Directions for this task: Repeat the records exactly. Every line must match.

Source data:
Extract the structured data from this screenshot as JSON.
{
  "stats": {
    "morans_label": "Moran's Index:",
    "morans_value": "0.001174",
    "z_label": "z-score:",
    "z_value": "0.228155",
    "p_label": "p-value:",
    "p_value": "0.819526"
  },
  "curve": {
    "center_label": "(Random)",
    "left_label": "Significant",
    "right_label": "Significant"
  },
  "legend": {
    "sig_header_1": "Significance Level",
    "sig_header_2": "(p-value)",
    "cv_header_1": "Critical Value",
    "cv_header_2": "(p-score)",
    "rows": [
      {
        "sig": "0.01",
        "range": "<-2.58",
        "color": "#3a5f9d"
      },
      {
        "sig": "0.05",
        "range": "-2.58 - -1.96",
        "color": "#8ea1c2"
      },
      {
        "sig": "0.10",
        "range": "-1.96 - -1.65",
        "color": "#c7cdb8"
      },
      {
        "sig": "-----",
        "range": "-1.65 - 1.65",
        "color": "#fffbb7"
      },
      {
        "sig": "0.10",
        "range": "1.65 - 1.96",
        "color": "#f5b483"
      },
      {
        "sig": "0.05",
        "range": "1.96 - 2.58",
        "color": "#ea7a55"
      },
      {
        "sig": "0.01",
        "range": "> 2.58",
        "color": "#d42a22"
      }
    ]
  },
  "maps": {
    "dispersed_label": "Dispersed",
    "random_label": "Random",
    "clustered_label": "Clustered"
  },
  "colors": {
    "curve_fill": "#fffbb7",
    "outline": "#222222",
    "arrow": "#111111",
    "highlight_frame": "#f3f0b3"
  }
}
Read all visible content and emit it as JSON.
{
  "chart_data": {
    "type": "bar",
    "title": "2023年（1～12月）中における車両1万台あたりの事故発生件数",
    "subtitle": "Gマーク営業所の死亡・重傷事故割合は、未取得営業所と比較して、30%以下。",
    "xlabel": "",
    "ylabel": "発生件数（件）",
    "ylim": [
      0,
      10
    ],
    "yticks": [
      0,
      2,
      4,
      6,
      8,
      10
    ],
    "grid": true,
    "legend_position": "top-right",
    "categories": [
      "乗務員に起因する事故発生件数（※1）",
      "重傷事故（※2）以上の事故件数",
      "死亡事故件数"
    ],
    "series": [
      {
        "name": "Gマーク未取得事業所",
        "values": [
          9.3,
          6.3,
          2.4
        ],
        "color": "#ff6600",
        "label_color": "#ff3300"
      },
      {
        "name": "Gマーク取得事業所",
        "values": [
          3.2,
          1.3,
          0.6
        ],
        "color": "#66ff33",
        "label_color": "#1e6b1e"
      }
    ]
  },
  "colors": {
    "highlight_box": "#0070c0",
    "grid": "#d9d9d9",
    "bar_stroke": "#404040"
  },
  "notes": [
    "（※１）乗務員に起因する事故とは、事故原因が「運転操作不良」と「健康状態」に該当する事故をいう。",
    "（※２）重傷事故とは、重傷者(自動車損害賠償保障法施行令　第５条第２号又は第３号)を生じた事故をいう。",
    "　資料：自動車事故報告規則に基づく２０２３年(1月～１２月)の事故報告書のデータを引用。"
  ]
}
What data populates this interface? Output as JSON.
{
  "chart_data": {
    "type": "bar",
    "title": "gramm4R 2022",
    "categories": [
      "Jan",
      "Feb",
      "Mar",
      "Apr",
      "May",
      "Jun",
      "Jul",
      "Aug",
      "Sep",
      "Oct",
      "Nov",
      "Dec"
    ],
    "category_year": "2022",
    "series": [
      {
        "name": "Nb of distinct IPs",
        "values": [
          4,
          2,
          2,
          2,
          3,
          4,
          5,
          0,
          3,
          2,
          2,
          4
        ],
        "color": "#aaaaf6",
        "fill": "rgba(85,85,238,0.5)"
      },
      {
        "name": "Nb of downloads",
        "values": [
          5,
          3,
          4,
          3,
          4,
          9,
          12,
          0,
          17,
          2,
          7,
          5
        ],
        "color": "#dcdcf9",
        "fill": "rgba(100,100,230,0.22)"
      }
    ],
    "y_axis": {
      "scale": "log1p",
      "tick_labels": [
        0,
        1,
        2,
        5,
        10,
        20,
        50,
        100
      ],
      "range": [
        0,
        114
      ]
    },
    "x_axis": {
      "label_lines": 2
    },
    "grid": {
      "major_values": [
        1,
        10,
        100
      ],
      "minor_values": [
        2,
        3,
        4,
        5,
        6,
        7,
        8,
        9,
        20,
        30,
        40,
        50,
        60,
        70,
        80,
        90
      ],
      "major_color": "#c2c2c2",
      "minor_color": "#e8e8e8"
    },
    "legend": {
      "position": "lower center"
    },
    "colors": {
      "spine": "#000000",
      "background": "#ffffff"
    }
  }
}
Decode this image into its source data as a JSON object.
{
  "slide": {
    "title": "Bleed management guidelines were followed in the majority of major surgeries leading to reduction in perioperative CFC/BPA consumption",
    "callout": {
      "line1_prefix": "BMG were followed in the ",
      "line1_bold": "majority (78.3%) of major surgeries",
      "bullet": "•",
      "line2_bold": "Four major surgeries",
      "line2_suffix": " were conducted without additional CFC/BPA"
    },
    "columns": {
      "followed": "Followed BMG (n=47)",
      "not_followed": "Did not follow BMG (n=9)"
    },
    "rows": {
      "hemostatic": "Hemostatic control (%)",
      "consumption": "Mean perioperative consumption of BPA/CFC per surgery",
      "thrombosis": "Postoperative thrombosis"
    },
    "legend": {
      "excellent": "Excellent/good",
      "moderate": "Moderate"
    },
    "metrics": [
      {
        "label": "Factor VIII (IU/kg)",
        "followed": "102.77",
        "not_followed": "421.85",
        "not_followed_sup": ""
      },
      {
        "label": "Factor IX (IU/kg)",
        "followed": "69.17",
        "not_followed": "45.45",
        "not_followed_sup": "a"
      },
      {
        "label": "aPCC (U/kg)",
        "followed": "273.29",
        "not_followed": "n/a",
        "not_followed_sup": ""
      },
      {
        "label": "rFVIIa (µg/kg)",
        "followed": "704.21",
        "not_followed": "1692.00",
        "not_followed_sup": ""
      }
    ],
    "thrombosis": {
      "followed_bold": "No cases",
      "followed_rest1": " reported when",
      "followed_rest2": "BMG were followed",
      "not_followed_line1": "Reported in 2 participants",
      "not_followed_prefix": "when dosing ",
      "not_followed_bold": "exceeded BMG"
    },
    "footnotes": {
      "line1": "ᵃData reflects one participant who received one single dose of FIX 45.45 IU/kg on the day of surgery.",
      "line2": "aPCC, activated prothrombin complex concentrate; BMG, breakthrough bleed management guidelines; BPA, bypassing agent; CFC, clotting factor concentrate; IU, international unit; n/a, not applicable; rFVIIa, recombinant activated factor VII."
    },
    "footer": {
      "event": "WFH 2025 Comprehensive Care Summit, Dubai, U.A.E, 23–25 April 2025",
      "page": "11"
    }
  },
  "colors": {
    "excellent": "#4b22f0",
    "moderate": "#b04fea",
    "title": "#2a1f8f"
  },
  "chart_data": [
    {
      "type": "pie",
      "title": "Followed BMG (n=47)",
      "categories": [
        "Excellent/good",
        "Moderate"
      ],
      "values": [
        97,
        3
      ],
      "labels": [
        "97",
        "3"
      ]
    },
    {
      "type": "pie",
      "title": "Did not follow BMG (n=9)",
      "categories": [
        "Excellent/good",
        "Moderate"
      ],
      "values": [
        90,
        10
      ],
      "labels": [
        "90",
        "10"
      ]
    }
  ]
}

Task solution:
Extract the structured data from this screenshot as JSON.
{
  "stats": {
    "morans_label": "Moran's Index:",
    "morans_value": "0.001174",
    "z_label": "z-score:",
    "z_value": "0.228155",
    "p_label": "p-value:",
    "p_value": "0.819526"
  },
  "curve": {
    "center_label": "(Random)",
    "left_label": "Significant",
    "right_label": "Significant"
  },
  "legend": {
    "sig_header_1": "Significance Level",
    "sig_header_2": "(p-value)",
    "cv_header_1": "Critical Value",
    "cv_header_2": "(p-score)",
    "rows": [
      {
        "sig": "0.01",
        "range": "<-2.58",
        "color": "#3a5f9d"
      },
      {
        "sig": "0.05",
        "range": "-2.58 - -1.96",
        "color": "#8ea1c2"
      },
      {
        "sig": "0.10",
        "range": "-1.96 - -1.65",
        "color": "#c7cdb8"
      },
      {
        "sig": "-----",
        "range": "-1.65 - 1.65",
        "color": "#fffbb7"
      },
      {
        "sig": "0.10",
        "range": "1.65 - 1.96",
        "color": "#f5b483"
      },
      {
        "sig": "0.05",
        "range": "1.96 - 2.58",
        "color": "#ea7a55"
      },
      {
        "sig": "0.01",
        "range": "> 2.58",
        "color": "#d42a22"
      }
    ]
  },
  "maps": {
    "dispersed_label": "Dispersed",
    "random_label": "Random",
    "clustered_label": "Clustered"
  },
  "colors": {
    "curve_fill": "#fffbb7",
    "outline": "#222222",
    "arrow": "#111111",
    "highlight_frame": "#f3f0b3"
  }
}
Read all visible content and emit it as JSON.
{
  "chart_data": {
    "type": "bar",
    "title": "2023年（1～12月）中における車両1万台あたりの事故発生件数",
    "subtitle": "Gマーク営業所の死亡・重傷事故割合は、未取得営業所と比較して、30%以下。",
    "xlabel": "",
    "ylabel": "発生件数（件）",
    "ylim": [
      0,
      10
    ],
    "yticks": [
      0,
      2,
      4,
      6,
      8,
      10
    ],
    "grid": true,
    "legend_position": "top-right",
    "categories": [
      "乗務員に起因する事故発生件数（※1）",
      "重傷事故（※2）以上の事故件数",
      "死亡事故件数"
    ],
    "series": [
      {
        "name": "Gマーク未取得事業所",
        "values": [
          9.3,
          6.3,
          2.4
        ],
        "color": "#ff6600",
        "label_color": "#ff3300"
      },
      {
        "name": "Gマーク取得事業所",
        "values": [
          3.2,
          1.3,
          0.6
        ],
        "color": "#66ff33",
        "label_color": "#1e6b1e"
      }
    ]
  },
  "colors": {
    "highlight_box": "#0070c0",
    "grid": "#d9d9d9",
    "bar_stroke": "#404040"
  },
  "notes": [
    "（※１）乗務員に起因する事故とは、事故原因が「運転操作不良」と「健康状態」に該当する事故をいう。",
    "（※２）重傷事故とは、重傷者(自動車損害賠償保障法施行令　第５条第２号又は第３号)を生じた事故をいう。",
    "　資料：自動車事故報告規則に基づく２０２３年(1月～１２月)の事故報告書のデータを引用。"
  ]
}
What data populates this interface? Output as JSON.
{
  "chart_data": {
    "type": "bar",
    "title": "gramm4R 2022",
    "categories": [
      "Jan",
      "Feb",
      "Mar",
      "Apr",
      "May",
      "Jun",
      "Jul",
      "Aug",
      "Sep",
      "Oct",
      "Nov",
      "Dec"
    ],
    "category_year": "2022",
    "series": [
      {
        "name": "Nb of distinct IPs",
        "values": [
          4,
          2,
          2,
          2,
          3,
          4,
          5,
          0,
          3,
          2,
          2,
          4
        ],
        "color": "#aaaaf6",
        "fill": "rgba(85,85,238,0.5)"
      },
      {
        "name": "Nb of downloads",
        "values": [
          5,
          3,
          4,
          3,
          4,
          9,
          12,
          0,
          17,
          2,
          7,
          5
        ],
        "color": "#dcdcf9",
        "fill": "rgba(100,100,230,0.22)"
      }
    ],
    "y_axis": {
      "scale": "log1p",
      "tick_labels": [
        0,
        1,
        2,
        5,
        10,
        20,
        50,
        100
      ],
      "range": [
        0,
        114
      ]
    },
    "x_axis": {
      "label_lines": 2
    },
    "grid": {
      "major_values": [
        1,
        10,
        100
      ],
      "minor_values": [
        2,
        3,
        4,
        5,
        6,
        7,
        8,
        9,
        20,
        30,
        40,
        50,
        60,
        70,
        80,
        90
      ],
      "major_color": "#c2c2c2",
      "minor_color": "#e8e8e8"
    },
    "legend": {
      "position": "lower center"
    },
    "colors": {
      "spine": "#000000",
      "background": "#ffffff"
    }
  }
}
Decode this image into its source data as a JSON object.
{
  "slide": {
    "title": "Bleed management guidelines were followed in the majority of major surgeries leading to reduction in perioperative CFC/BPA consumption",
    "callout": {
      "line1_prefix": "BMG were followed in the ",
      "line1_bold": "majority (78.3%) of major surgeries",
      "bullet": "•",
      "line2_bold": "Four major surgeries",
      "line2_suffix": " were conducted without additional CFC/BPA"
    },
    "columns": {
      "followed": "Followed BMG (n=47)",
      "not_followed": "Did not follow BMG (n=9)"
    },
    "rows": {
      "hemostatic": "Hemostatic control (%)",
      "consumption": "Mean perioperative consumption of BPA/CFC per surgery",
      "thrombosis": "Postoperative thrombosis"
    },
    "legend": {
      "excellent": "Excellent/good",
      "moderate": "Moderate"
    },
    "metrics": [
      {
        "label": "Factor VIII (IU/kg)",
        "followed": "102.77",
        "not_followed": "421.85",
        "not_followed_sup": ""
      },
      {
        "label": "Factor IX (IU/kg)",
        "followed": "69.17",
        "not_followed": "45.45",
        "not_followed_sup": "a"
      },
      {
        "label": "aPCC (U/kg)",
        "followed": "273.29",
        "not_followed": "n/a",
        "not_followed_sup": ""
      },
      {
        "label": "rFVIIa (µg/kg)",
        "followed": "704.21",
        "not_followed": "1692.00",
        "not_followed_sup": ""
      }
    ],
    "thrombosis": {
      "followed_bold": "No cases",
      "followed_rest1": " reported when",
      "followed_rest2": "BMG were followed",
      "not_followed_line1": "Reported in 2 participants",
      "not_followed_prefix": "when dosing ",
      "not_followed_bold": "exceeded BMG"
    },
    "footnotes": {
      "line1": "ᵃData reflects one participant who received one single dose of FIX 45.45 IU/kg on the day of surgery.",
      "line2": "aPCC, activated prothrombin complex concentrate; BMG, breakthrough bleed management guidelines; BPA, bypassing agent; CFC, clotting factor concentrate; IU, international unit; n/a, not applicable; rFVIIa, recombinant activated factor VII."
    },
    "footer": {
      "event": "WFH 2025 Comprehensive Care Summit, Dubai, U.A.E, 23–25 April 2025",
      "page": "11"
    }
  },
  "colors": {
    "excellent": "#4b22f0",
    "moderate": "#b04fea",
    "title": "#2a1f8f"
  },
  "chart_data": [
    {
      "type": "pie",
      "title": "Followed BMG (n=47)",
      "categories": [
        "Excellent/good",
        "Moderate"
      ],
      "values": [
        97,
        3
      ],
      "labels": [
        "97",
        "3"
      ]
    },
    {
      "type": "pie",
      "title": "Did not follow BMG (n=9)",
      "categories": [
        "Excellent/good",
        "Moderate"
      ],
      "values": [
        90,
        10
      ],
      "labels": [
        "90",
        "10"
      ]
    }
  ]
}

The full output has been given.